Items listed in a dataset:
= = = = =

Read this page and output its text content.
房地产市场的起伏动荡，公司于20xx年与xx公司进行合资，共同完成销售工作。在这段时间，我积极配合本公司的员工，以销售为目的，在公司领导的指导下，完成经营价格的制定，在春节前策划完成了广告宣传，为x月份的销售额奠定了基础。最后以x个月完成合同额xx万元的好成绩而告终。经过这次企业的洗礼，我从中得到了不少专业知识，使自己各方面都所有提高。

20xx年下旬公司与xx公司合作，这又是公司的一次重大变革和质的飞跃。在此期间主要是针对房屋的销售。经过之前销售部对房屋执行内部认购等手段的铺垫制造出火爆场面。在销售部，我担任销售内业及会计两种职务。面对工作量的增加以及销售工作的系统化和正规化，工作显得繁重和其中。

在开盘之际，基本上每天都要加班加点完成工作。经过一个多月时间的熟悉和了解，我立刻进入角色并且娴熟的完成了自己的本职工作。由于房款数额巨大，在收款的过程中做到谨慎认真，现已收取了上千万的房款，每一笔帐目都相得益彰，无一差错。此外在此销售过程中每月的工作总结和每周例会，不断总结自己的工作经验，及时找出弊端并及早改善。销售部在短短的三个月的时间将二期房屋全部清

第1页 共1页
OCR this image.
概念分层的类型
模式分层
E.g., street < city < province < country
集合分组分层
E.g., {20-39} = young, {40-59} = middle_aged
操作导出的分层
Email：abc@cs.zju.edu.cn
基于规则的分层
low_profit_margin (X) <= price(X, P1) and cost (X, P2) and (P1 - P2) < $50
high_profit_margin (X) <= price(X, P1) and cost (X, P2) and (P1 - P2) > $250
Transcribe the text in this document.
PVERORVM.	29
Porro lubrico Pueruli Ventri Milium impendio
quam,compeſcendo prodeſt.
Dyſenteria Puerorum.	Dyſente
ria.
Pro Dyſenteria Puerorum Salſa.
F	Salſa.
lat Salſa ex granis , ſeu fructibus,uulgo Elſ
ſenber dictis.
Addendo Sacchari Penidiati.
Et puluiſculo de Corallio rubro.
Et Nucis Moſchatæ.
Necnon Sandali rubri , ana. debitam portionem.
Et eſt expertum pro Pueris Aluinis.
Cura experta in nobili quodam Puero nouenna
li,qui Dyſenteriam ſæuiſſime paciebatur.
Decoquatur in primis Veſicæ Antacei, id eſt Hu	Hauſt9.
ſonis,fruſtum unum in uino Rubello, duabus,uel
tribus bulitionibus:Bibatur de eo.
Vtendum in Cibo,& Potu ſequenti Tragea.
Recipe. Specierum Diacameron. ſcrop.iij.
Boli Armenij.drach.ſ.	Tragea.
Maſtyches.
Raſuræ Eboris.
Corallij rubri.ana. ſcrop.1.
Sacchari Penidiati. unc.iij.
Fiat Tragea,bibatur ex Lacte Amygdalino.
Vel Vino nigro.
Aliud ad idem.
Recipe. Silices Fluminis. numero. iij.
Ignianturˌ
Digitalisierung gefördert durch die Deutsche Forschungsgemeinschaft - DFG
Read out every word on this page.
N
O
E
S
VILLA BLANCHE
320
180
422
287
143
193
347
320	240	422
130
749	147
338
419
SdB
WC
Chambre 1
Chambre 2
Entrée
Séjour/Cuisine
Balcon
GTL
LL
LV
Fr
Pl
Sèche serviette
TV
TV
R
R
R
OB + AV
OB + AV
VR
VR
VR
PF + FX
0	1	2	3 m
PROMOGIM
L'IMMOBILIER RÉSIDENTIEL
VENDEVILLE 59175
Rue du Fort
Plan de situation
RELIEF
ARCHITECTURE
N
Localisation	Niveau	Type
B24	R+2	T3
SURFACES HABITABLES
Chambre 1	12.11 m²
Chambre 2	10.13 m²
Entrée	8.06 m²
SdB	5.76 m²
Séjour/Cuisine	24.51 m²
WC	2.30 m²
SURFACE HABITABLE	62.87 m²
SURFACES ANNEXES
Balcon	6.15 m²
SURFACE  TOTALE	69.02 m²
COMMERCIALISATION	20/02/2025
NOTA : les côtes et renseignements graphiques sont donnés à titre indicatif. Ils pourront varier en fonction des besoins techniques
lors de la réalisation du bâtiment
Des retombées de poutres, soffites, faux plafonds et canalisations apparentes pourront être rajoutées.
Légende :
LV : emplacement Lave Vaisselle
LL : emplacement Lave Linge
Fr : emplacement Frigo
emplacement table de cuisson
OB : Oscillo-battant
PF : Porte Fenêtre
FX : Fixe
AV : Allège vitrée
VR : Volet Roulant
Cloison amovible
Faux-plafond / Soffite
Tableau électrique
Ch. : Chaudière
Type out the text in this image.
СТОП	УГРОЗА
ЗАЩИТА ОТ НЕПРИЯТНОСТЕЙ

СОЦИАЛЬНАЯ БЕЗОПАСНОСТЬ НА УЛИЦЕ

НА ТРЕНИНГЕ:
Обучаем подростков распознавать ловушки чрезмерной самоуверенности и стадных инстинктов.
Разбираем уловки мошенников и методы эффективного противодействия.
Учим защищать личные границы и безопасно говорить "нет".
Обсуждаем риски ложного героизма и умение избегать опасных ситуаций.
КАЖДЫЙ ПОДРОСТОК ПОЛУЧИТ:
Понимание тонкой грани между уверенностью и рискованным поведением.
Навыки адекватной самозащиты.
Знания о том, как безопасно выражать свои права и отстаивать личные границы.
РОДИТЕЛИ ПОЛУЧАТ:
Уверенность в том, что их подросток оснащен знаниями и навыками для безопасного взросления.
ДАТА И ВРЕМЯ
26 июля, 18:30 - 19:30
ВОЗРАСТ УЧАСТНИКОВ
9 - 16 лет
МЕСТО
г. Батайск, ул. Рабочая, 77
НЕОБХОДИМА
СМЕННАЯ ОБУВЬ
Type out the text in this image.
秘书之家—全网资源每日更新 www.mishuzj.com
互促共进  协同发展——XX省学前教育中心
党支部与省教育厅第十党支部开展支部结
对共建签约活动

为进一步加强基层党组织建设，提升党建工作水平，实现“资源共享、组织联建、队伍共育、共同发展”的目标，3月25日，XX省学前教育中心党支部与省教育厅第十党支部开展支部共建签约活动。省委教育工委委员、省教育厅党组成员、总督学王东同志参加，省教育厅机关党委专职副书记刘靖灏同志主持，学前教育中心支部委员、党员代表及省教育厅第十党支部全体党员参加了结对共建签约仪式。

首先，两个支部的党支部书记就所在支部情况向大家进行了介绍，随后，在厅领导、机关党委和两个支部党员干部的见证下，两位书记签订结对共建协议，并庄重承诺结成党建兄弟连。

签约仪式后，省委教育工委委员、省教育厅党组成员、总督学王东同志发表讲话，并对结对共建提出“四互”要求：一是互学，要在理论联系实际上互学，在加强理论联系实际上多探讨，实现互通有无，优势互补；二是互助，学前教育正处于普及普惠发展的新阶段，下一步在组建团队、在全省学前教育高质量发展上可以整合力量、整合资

= = = = =

# AIM
Each entry above is to be set down again in exactly the same words.

# TASK OUTPUT
Read this page and output its text content.
房地产市场的起伏动荡，公司于20xx年与xx公司进行合资，共同完成销售工作。在这段时间，我积极配合本公司的员工，以销售为目的，在公司领导的指导下，完成经营价格的制定，在春节前策划完成了广告宣传，为x月份的销售额奠定了基础。最后以x个月完成合同额xx万元的好成绩而告终。经过这次企业的洗礼，我从中得到了不少专业知识，使自己各方面都所有提高。

20xx年下旬公司与xx公司合作，这又是公司的一次重大变革和质的飞跃。在此期间主要是针对房屋的销售。经过之前销售部对房屋执行内部认购等手段的铺垫制造出火爆场面。在销售部，我担任销售内业及会计两种职务。面对工作量的增加以及销售工作的系统化和正规化，工作显得繁重和其中。

在开盘之际，基本上每天都要加班加点完成工作。经过一个多月时间的熟悉和了解，我立刻进入角色并且娴熟的完成了自己的本职工作。由于房款数额巨大，在收款的过程中做到谨慎认真，现已收取了上千万的房款，每一笔帐目都相得益彰，无一差错。此外在此销售过程中每月的工作总结和每周例会，不断总结自己的工作经验，及时找出弊端并及早改善。销售部在短短的三个月的时间将二期房屋全部清

第1页 共1页
OCR this image.
概念分层的类型
模式分层
E.g., street < city < province < country
集合分组分层
E.g., {20-39} = young, {40-59} = middle_aged
操作导出的分层
Email：abc@cs.zju.edu.cn
基于规则的分层
low_profit_margin (X) <= price(X, P1) and cost (X, P2) and (P1 - P2) < $50
high_profit_margin (X) <= price(X, P1) and cost (X, P2) and (P1 - P2) > $250
Transcribe the text in this document.
PVERORVM.	29
Porro lubrico Pueruli Ventri Milium impendio
quam,compeſcendo prodeſt.
Dyſenteria Puerorum.	Dyſente
ria.
Pro Dyſenteria Puerorum Salſa.
F	Salſa.
lat Salſa ex granis , ſeu fructibus,uulgo Elſ
ſenber dictis.
Addendo Sacchari Penidiati.
Et puluiſculo de Corallio rubro.
Et Nucis Moſchatæ.
Necnon Sandali rubri , ana. debitam portionem.
Et eſt expertum pro Pueris Aluinis.
Cura experta in nobili quodam Puero nouenna
li,qui Dyſenteriam ſæuiſſime paciebatur.
Decoquatur in primis Veſicæ Antacei, id eſt Hu	Hauſt9.
ſonis,fruſtum unum in uino Rubello, duabus,uel
tribus bulitionibus:Bibatur de eo.
Vtendum in Cibo,& Potu ſequenti Tragea.
Recipe. Specierum Diacameron. ſcrop.iij.
Boli Armenij.drach.ſ.	Tragea.
Maſtyches.
Raſuræ Eboris.
Corallij rubri.ana. ſcrop.1.
Sacchari Penidiati. unc.iij.
Fiat Tragea,bibatur ex Lacte Amygdalino.
Vel Vino nigro.
Aliud ad idem.
Recipe. Silices Fluminis. numero. iij.
Ignianturˌ
Digitalisierung gefördert durch die Deutsche Forschungsgemeinschaft - DFG
Read out every word on this page.
N
O
E
S
VILLA BLANCHE
320
180
422
287
143
193
347
320	240	422
130
749	147
338
419
SdB
WC
Chambre 1
Chambre 2
Entrée
Séjour/Cuisine
Balcon
GTL
LL
LV
Fr
Pl
Sèche serviette
TV
TV
R
R
R
OB + AV
OB + AV
VR
VR
VR
PF + FX
0	1	2	3 m
PROMOGIM
L'IMMOBILIER RÉSIDENTIEL
VENDEVILLE 59175
Rue du Fort
Plan de situation
RELIEF
ARCHITECTURE
N
Localisation	Niveau	Type
B24	R+2	T3
SURFACES HABITABLES
Chambre 1	12.11 m²
Chambre 2	10.13 m²
Entrée	8.06 m²
SdB	5.76 m²
Séjour/Cuisine	24.51 m²
WC	2.30 m²
SURFACE HABITABLE	62.87 m²
SURFACES ANNEXES
Balcon	6.15 m²
SURFACE  TOTALE	69.02 m²
COMMERCIALISATION	20/02/2025
NOTA : les côtes et renseignements graphiques sont donnés à titre indicatif. Ils pourront varier en fonction des besoins techniques
lors de la réalisation du bâtiment
Des retombées de poutres, soffites, faux plafonds et canalisations apparentes pourront être rajoutées.
Légende :
LV : emplacement Lave Vaisselle
LL : emplacement Lave Linge
Fr : emplacement Frigo
emplacement table de cuisson
OB : Oscillo-battant
PF : Porte Fenêtre
FX : Fixe
AV : Allège vitrée
VR : Volet Roulant
Cloison amovible
Faux-plafond / Soffite
Tableau électrique
Ch. : Chaudière
Type out the text in this image.
СТОП	УГРОЗА
ЗАЩИТА ОТ НЕПРИЯТНОСТЕЙ

СОЦИАЛЬНАЯ БЕЗОПАСНОСТЬ НА УЛИЦЕ

НА ТРЕНИНГЕ:
Обучаем подростков распознавать ловушки чрезмерной самоуверенности и стадных инстинктов.
Разбираем уловки мошенников и методы эффективного противодействия.
Учим защищать личные границы и безопасно говорить "нет".
Обсуждаем риски ложного героизма и умение избегать опасных ситуаций.
КАЖДЫЙ ПОДРОСТОК ПОЛУЧИТ:
Понимание тонкой грани между уверенностью и рискованным поведением.
Навыки адекватной самозащиты.
Знания о том, как безопасно выражать свои права и отстаивать личные границы.
РОДИТЕЛИ ПОЛУЧАТ:
Уверенность в том, что их подросток оснащен знаниями и навыками для безопасного взросления.
ДАТА И ВРЕМЯ
26 июля, 18:30 - 19:30
ВОЗРАСТ УЧАСТНИКОВ
9 - 16 лет
МЕСТО
г. Батайск, ул. Рабочая, 77
НЕОБХОДИМА
СМЕННАЯ ОБУВЬ
Type out the text in this image.
秘书之家—全网资源每日更新 www.mishuzj.com
互促共进  协同发展——XX省学前教育中心
党支部与省教育厅第十党支部开展支部结
对共建签约活动

为进一步加强基层党组织建设，提升党建工作水平，实现“资源共享、组织联建、队伍共育、共同发展”的目标，3月25日，XX省学前教育中心党支部与省教育厅第十党支部开展支部共建签约活动。省委教育工委委员、省教育厅党组成员、总督学王东同志参加，省教育厅机关党委专职副书记刘靖灏同志主持，学前教育中心支部委员、党员代表及省教育厅第十党支部全体党员参加了结对共建签约仪式。

首先，两个支部的党支部书记就所在支部情况向大家进行了介绍，随后，在厅领导、机关党委和两个支部党员干部的见证下，两位书记签订结对共建协议，并庄重承诺结成党建兄弟连。

签约仪式后，省委教育工委委员、省教育厅党组成员、总督学王东同志发表讲话，并对结对共建提出“四互”要求：一是互学，要在理论联系实际上互学，在加强理论联系实际上多探讨，实现互通有无，优势互补；二是互助，学前教育正处于普及普惠发展的新阶段，下一步在组建团队、在全省学前教育高质量发展上可以整合力量、整合资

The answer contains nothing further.